■ Exercise ■
Copy whichever lines contain the string "Frequency".
########
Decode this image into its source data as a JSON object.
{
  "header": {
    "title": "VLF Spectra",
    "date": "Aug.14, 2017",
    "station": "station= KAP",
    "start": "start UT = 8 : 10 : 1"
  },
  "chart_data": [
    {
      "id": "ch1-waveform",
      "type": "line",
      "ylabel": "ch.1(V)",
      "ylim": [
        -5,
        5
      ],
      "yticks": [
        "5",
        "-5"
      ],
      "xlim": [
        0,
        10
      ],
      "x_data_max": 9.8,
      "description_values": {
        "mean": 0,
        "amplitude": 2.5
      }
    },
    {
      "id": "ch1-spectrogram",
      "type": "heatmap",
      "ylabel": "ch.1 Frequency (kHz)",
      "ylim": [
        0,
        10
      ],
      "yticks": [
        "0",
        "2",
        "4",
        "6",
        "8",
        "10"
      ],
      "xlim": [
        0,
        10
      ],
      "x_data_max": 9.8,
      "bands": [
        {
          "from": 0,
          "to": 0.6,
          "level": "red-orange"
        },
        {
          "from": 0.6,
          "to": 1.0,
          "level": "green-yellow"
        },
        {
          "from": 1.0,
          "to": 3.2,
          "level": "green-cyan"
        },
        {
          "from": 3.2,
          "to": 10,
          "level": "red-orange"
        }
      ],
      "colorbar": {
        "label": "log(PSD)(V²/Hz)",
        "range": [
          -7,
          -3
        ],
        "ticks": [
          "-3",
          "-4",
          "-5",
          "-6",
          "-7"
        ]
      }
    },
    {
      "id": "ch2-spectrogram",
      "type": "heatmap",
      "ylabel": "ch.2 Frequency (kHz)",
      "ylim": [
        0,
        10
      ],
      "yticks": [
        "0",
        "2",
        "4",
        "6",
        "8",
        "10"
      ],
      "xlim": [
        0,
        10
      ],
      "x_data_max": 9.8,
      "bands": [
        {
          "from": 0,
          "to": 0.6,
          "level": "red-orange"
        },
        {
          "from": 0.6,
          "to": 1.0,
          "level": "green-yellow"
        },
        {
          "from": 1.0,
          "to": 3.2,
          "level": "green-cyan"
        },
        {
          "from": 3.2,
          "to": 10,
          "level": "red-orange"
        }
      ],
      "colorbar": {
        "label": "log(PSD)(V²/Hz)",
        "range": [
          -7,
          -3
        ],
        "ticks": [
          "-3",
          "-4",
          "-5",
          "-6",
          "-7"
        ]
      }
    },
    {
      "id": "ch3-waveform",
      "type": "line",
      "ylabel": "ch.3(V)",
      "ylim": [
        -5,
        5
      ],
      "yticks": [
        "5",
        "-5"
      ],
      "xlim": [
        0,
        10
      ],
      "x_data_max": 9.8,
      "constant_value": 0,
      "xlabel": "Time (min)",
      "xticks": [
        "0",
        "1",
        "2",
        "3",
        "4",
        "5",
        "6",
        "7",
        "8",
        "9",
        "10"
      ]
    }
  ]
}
########
■ Answer below ■
      "ylabel": "ch.1 Frequency (kHz)",
      "ylabel": "ch.2 Frequency (kHz)",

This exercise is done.